* Task to complete: Look through the data below. Collect every line where the word "Output" occurs.

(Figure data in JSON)
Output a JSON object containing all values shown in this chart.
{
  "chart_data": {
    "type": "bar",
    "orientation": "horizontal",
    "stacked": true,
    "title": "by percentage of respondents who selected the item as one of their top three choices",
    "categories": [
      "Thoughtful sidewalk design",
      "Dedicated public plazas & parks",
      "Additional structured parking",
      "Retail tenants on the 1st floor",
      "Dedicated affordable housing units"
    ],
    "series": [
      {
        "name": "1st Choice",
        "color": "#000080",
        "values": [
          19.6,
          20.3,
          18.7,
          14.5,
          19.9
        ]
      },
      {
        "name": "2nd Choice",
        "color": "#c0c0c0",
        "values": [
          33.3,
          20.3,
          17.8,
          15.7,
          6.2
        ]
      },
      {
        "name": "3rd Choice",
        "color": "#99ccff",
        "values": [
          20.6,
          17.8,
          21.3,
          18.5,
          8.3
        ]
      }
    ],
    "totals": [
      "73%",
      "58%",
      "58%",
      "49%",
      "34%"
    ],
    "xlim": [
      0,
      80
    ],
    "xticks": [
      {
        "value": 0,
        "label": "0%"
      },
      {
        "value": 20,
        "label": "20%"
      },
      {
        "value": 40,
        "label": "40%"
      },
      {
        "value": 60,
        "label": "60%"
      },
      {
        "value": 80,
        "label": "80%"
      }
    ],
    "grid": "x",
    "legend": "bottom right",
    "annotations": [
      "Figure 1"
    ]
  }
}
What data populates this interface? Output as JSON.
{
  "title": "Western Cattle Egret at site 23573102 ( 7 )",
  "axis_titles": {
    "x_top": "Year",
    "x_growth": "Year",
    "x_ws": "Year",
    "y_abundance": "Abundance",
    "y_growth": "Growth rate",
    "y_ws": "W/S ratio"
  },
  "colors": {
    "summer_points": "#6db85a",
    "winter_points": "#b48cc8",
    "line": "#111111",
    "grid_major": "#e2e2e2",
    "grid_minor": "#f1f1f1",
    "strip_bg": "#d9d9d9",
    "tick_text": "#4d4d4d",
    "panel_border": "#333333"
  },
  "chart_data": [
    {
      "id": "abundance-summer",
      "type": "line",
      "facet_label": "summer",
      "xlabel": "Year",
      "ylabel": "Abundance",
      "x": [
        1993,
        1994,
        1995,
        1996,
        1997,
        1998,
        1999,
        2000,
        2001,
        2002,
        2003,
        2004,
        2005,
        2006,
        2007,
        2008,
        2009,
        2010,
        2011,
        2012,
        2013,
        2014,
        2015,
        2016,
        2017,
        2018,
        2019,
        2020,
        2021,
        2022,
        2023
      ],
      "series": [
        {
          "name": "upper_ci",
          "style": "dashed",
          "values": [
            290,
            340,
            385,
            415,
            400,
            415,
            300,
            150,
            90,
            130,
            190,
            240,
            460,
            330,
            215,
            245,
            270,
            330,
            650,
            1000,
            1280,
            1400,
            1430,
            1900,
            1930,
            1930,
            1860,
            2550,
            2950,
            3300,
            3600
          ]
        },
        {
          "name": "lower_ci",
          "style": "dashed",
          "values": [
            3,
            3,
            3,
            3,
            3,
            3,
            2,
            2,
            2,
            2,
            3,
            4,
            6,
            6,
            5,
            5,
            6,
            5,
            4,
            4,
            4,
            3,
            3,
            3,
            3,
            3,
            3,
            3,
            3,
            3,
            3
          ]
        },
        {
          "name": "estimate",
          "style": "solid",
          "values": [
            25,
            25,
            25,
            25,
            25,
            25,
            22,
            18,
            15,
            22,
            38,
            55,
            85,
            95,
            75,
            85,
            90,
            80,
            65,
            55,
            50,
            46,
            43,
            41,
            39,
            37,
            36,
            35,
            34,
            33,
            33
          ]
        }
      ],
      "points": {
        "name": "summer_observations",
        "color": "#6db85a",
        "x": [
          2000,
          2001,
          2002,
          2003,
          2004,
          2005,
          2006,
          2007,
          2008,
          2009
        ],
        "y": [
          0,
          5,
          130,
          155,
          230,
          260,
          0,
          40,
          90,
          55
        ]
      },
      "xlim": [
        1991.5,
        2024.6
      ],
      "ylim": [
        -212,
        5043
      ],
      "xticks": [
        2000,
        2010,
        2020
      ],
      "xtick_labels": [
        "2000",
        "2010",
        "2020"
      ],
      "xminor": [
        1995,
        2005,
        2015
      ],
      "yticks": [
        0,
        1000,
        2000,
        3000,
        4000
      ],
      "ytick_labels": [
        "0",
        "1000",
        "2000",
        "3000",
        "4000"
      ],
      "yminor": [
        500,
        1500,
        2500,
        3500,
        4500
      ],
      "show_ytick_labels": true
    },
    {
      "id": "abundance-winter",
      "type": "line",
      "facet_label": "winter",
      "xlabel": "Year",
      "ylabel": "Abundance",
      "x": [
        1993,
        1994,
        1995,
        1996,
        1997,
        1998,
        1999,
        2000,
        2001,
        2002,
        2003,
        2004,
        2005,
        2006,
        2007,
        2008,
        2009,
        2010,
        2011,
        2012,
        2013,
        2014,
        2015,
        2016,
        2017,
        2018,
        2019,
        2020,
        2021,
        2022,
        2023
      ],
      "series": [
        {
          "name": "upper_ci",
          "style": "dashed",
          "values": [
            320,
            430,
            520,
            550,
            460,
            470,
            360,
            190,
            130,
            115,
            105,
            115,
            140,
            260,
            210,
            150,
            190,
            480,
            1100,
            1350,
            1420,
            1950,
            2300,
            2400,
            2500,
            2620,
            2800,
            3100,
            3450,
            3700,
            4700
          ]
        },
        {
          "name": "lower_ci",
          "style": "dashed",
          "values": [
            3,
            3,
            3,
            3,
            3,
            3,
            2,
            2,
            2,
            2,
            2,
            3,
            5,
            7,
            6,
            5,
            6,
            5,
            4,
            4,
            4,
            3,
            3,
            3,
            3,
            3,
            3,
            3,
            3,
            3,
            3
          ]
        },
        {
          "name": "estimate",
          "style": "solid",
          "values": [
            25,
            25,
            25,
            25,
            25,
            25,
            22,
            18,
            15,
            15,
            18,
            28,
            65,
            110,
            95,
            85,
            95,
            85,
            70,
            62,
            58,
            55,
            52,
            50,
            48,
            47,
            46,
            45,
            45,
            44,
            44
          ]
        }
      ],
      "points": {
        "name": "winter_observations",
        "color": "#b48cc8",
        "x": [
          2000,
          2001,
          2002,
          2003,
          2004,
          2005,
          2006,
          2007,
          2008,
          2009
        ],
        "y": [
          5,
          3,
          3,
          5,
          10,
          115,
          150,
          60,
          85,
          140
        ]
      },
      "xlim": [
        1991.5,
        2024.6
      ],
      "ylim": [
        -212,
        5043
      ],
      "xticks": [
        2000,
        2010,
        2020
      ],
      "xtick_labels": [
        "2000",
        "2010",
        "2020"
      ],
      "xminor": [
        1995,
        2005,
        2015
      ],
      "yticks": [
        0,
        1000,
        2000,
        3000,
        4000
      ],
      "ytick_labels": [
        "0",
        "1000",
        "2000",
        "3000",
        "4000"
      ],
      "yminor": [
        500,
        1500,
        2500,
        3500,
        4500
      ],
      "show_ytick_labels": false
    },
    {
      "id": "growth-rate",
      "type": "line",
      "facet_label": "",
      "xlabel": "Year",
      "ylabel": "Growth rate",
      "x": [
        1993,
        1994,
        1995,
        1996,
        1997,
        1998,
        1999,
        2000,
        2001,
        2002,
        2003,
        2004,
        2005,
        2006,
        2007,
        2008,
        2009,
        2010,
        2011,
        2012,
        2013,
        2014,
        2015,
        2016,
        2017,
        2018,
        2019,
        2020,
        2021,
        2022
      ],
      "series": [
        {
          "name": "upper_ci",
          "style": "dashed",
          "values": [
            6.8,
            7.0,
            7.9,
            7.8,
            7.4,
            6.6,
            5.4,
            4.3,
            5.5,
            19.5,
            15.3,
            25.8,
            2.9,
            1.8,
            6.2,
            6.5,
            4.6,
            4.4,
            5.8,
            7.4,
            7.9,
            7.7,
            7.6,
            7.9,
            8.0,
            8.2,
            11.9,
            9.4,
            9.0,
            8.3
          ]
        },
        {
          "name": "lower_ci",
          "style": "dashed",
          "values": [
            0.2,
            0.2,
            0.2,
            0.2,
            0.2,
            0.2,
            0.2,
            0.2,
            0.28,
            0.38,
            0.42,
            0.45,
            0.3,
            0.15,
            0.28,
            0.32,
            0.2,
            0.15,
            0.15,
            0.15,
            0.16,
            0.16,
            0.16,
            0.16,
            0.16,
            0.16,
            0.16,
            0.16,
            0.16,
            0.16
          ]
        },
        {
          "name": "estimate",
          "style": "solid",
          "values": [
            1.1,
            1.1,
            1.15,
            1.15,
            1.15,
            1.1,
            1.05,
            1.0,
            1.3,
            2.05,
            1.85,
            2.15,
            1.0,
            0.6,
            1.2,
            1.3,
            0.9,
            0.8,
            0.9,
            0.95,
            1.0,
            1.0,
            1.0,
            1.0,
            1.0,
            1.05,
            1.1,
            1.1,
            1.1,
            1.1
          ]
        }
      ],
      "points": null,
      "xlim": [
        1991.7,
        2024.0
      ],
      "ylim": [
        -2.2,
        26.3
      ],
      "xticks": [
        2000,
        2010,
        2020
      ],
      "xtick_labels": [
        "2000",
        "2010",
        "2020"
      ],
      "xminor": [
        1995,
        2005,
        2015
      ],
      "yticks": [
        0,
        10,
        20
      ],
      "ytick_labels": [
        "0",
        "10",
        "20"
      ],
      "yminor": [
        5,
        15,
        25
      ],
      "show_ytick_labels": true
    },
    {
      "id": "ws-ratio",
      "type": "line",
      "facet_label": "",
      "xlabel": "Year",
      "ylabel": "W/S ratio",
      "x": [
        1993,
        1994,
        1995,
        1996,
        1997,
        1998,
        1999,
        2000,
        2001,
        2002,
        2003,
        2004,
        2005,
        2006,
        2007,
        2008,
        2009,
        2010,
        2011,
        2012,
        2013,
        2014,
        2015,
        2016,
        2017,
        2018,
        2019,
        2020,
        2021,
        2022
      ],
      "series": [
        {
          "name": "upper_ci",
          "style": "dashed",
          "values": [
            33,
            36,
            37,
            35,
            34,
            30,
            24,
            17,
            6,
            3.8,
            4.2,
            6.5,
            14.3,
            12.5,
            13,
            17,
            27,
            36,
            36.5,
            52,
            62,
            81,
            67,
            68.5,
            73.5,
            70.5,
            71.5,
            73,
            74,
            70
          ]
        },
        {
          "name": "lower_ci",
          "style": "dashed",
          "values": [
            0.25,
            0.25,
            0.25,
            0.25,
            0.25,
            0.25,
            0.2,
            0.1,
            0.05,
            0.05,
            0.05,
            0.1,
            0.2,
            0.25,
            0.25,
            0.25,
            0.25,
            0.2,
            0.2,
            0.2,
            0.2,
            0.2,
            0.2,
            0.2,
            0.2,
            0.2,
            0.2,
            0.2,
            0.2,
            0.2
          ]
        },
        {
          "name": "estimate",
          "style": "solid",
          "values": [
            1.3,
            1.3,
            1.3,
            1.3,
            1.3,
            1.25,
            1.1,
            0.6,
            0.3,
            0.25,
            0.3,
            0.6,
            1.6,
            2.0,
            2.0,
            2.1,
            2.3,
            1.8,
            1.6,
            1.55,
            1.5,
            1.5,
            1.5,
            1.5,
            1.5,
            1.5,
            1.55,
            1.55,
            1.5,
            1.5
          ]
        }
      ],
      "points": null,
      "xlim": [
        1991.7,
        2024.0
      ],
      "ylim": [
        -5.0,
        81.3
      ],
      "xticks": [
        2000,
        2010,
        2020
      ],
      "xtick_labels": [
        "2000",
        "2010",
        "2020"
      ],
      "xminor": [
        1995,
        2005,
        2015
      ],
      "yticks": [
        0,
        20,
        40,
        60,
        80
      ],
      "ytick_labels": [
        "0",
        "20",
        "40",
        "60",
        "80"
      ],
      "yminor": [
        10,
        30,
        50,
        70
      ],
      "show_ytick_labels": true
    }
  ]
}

* Problem solution:
Output a JSON object containing all values shown in this chart.
What data populates this interface? Output as JSON.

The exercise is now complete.